WHAT YOU NEED TO DO: Your task is to repeat all of the data exactly while excluding the pictures.

MATERIAL PROVIDED:

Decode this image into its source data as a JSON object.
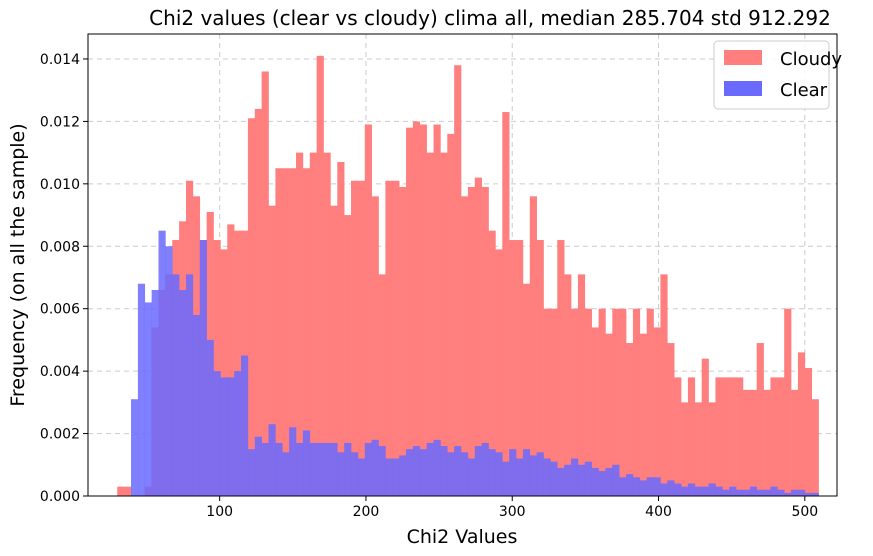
{
  "chart_data": {
    "type": "bar",
    "title": "Chi2 values (clear vs cloudy) clima all, median 285.704 std 912.292",
    "xlabel": "Chi2 Values",
    "ylabel": "Frequency (on all the sample)",
    "xlim": [
      10,
      522
    ],
    "ylim": [
      0,
      0.0148
    ],
    "x_ticks": [
      100,
      200,
      300,
      400,
      500
    ],
    "y_ticks": [
      0.0,
      0.002,
      0.004,
      0.006,
      0.008,
      0.01,
      0.012,
      0.014
    ],
    "y_tick_labels": [
      "0.000",
      "0.002",
      "0.004",
      "0.006",
      "0.008",
      "0.010",
      "0.012",
      "0.014"
    ],
    "grid": true,
    "legend_position": "top-right",
    "bin_start": 30,
    "bin_width": 4.7,
    "series": [
      {
        "name": "Cloudy",
        "color": "#ff7f7f",
        "values": [
          0.0003,
          0.0003,
          0,
          0,
          0.0003,
          0.0054,
          0.0066,
          0.0071,
          0.0082,
          0.0088,
          0.0101,
          0.0096,
          0.0082,
          0.0091,
          0.0082,
          0.0079,
          0.0087,
          0.0085,
          0.0085,
          0.0121,
          0.0124,
          0.0136,
          0.0093,
          0.0105,
          0.0105,
          0.0105,
          0.011,
          0.0105,
          0.011,
          0.0141,
          0.011,
          0.0093,
          0.0107,
          0.009,
          0.0101,
          0.0101,
          0.0119,
          0.0096,
          0.0071,
          0.0101,
          0.0101,
          0.0099,
          0.0118,
          0.012,
          0.0119,
          0.011,
          0.0119,
          0.011,
          0.0116,
          0.0138,
          0.0096,
          0.0099,
          0.0102,
          0.0099,
          0.0085,
          0.0079,
          0.0123,
          0.0082,
          0.0082,
          0.0068,
          0.0096,
          0.0082,
          0.006,
          0.006,
          0.0082,
          0.0071,
          0.006,
          0.0071,
          0.006,
          0.0054,
          0.006,
          0.0052,
          0.006,
          0.006,
          0.0049,
          0.006,
          0.0052,
          0.006,
          0.0054,
          0.0071,
          0.0049,
          0.0038,
          0.003,
          0.0038,
          0.003,
          0.0044,
          0.003,
          0.0038,
          0.0038,
          0.0038,
          0.0038,
          0.0034,
          0.0034,
          0.0049,
          0.0034,
          0.0038,
          0.0038,
          0.006,
          0.0034,
          0.0046,
          0.0041,
          0.0031
        ]
      },
      {
        "name": "Clear",
        "color": "#6a6aff",
        "values": [
          0,
          0,
          0.0031,
          0.0068,
          0.0062,
          0.0066,
          0.0085,
          0.008,
          0.0071,
          0.0066,
          0.0071,
          0.0058,
          0.0082,
          0.005,
          0.004,
          0.0038,
          0.0038,
          0.004,
          0.0045,
          0.0015,
          0.0019,
          0.0017,
          0.0023,
          0.0017,
          0.0014,
          0.0022,
          0.0017,
          0.0021,
          0.0017,
          0.0017,
          0.0017,
          0.0017,
          0.0014,
          0.0017,
          0.0014,
          0.0012,
          0.0017,
          0.0018,
          0.0016,
          0.0012,
          0.0012,
          0.0013,
          0.0015,
          0.0016,
          0.0015,
          0.0017,
          0.0018,
          0.0016,
          0.0014,
          0.0016,
          0.0014,
          0.0012,
          0.0016,
          0.0017,
          0.0015,
          0.0014,
          0.0011,
          0.0015,
          0.0012,
          0.0015,
          0.0013,
          0.0014,
          0.0012,
          0.0011,
          0.0009,
          0.001,
          0.0012,
          0.001,
          0.0011,
          0.0009,
          0.0008,
          0.0009,
          0.001,
          0.0006,
          0.0007,
          0.0006,
          0.0005,
          0.0006,
          0.0006,
          0.0004,
          0.0005,
          0.0004,
          0.0003,
          0.0004,
          0.0003,
          0.0003,
          0.0004,
          0.0003,
          0.0002,
          0.0003,
          0.0002,
          0.0002,
          0.0003,
          0.0002,
          0.0002,
          0.0003,
          0.0002,
          0.0001,
          0.0002,
          0.0002,
          0.0001,
          0.0001
        ]
      }
    ]
  }
}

ANSWER TO THE EXERCISE:
Decode this image into its source data as a JSON object.
{
  "chart_data": {
    "type": "bar",
    "title": "Chi2 values (clear vs cloudy) clima all, median 285.704 std 912.292",
    "xlabel": "Chi2 Values",
    "ylabel": "Frequency (on all the sample)",
    "xlim": [
      10,
      522
    ],
    "ylim": [
      0,
      0.0148
    ],
    "x_ticks": [
      100,
      200,
      300,
      400,
      500
    ],
    "y_ticks": [
      0.0,
      0.002,
      0.004,
      0.006,
      0.008,
      0.01,
      0.012,
      0.014
    ],
    "y_tick_labels": [
      "0.000",
      "0.002",
      "0.004",
      "0.006",
      "0.008",
      "0.010",
      "0.012",
      "0.014"
    ],
    "grid": true,
    "legend_position": "top-right",
    "bin_start": 30,
    "bin_width": 4.7,
    "series": [
      {
        "name": "Cloudy",
        "color": "#ff7f7f",
        "values": [
          0.0003,
          0.0003,
          0,
          0,
          0.0003,
          0.0054,
          0.0066,
          0.0071,
          0.0082,
          0.0088,
          0.0101,
          0.0096,
          0.0082,
          0.0091,
          0.0082,
          0.0079,
          0.0087,
          0.0085,
          0.0085,
          0.0121,
          0.0124,
          0.0136,
          0.0093,
          0.0105,
          0.0105,
          0.0105,
          0.011,
          0.0105,
          0.011,
          0.0141,
          0.011,
          0.0093,
          0.0107,
          0.009,
          0.0101,
          0.0101,
          0.0119,
          0.0096,
          0.0071,
          0.0101,
          0.0101,
          0.0099,
          0.0118,
          0.012,
          0.0119,
          0.011,
          0.0119,
          0.011,
          0.0116,
          0.0138,
          0.0096,
          0.0099,
          0.0102,
          0.0099,
          0.0085,
          0.0079,
          0.0123,
          0.0082,
          0.0082,
          0.0068,
          0.0096,
          0.0082,
          0.006,
          0.006,
          0.0082,
          0.0071,
          0.006,
          0.0071,
          0.006,
          0.0054,
          0.006,
          0.0052,
          0.006,
          0.006,
          0.0049,
          0.006,
          0.0052,
          0.006,
          0.0054,
          0.0071,
          0.0049,
          0.0038,
          0.003,
          0.0038,
          0.003,
          0.0044,
          0.003,
          0.0038,
          0.0038,
          0.0038,
          0.0038,
          0.0034,
          0.0034,
          0.0049,
          0.0034,
          0.0038,
          0.0038,
          0.006,
          0.0034,
          0.0046,
          0.0041,
          0.0031
        ]
      },
      {
        "name": "Clear",
        "color": "#6a6aff",
        "values": [
          0,
          0,
          0.0031,
          0.0068,
          0.0062,
          0.0066,
          0.0085,
          0.008,
          0.0071,
          0.0066,
          0.0071,
          0.0058,
          0.0082,
          0.005,
          0.004,
          0.0038,
          0.0038,
          0.004,
          0.0045,
          0.0015,
          0.0019,
          0.0017,
          0.0023,
          0.0017,
          0.0014,
          0.0022,
          0.0017,
          0.0021,
          0.0017,
          0.0017,
          0.0017,
          0.0017,
          0.0014,
          0.0017,
          0.0014,
          0.0012,
          0.0017,
          0.0018,
          0.0016,
          0.0012,
          0.0012,
          0.0013,
          0.0015,
          0.0016,
          0.0015,
          0.0017,
          0.0018,
          0.0016,
          0.0014,
          0.0016,
          0.0014,
          0.0012,
          0.0016,
          0.0017,
          0.0015,
          0.0014,
          0.0011,
          0.0015,
          0.0012,
          0.0015,
          0.0013,
          0.0014,
          0.0012,
          0.0011,
          0.0009,
          0.001,
          0.0012,
          0.001,
          0.0011,
          0.0009,
          0.0008,
          0.0009,
          0.001,
          0.0006,
          0.0007,
          0.0006,
          0.0005,
          0.0006,
          0.0006,
          0.0004,
          0.0005,
          0.0004,
          0.0003,
          0.0004,
          0.0003,
          0.0003,
          0.0004,
          0.0003,
          0.0002,
          0.0003,
          0.0002,
          0.0002,
          0.0003,
          0.0002,
          0.0002,
          0.0003,
          0.0002,
          0.0001,
          0.0002,
          0.0002,
          0.0001,
          0.0001
        ]
      }
    ]
  }
}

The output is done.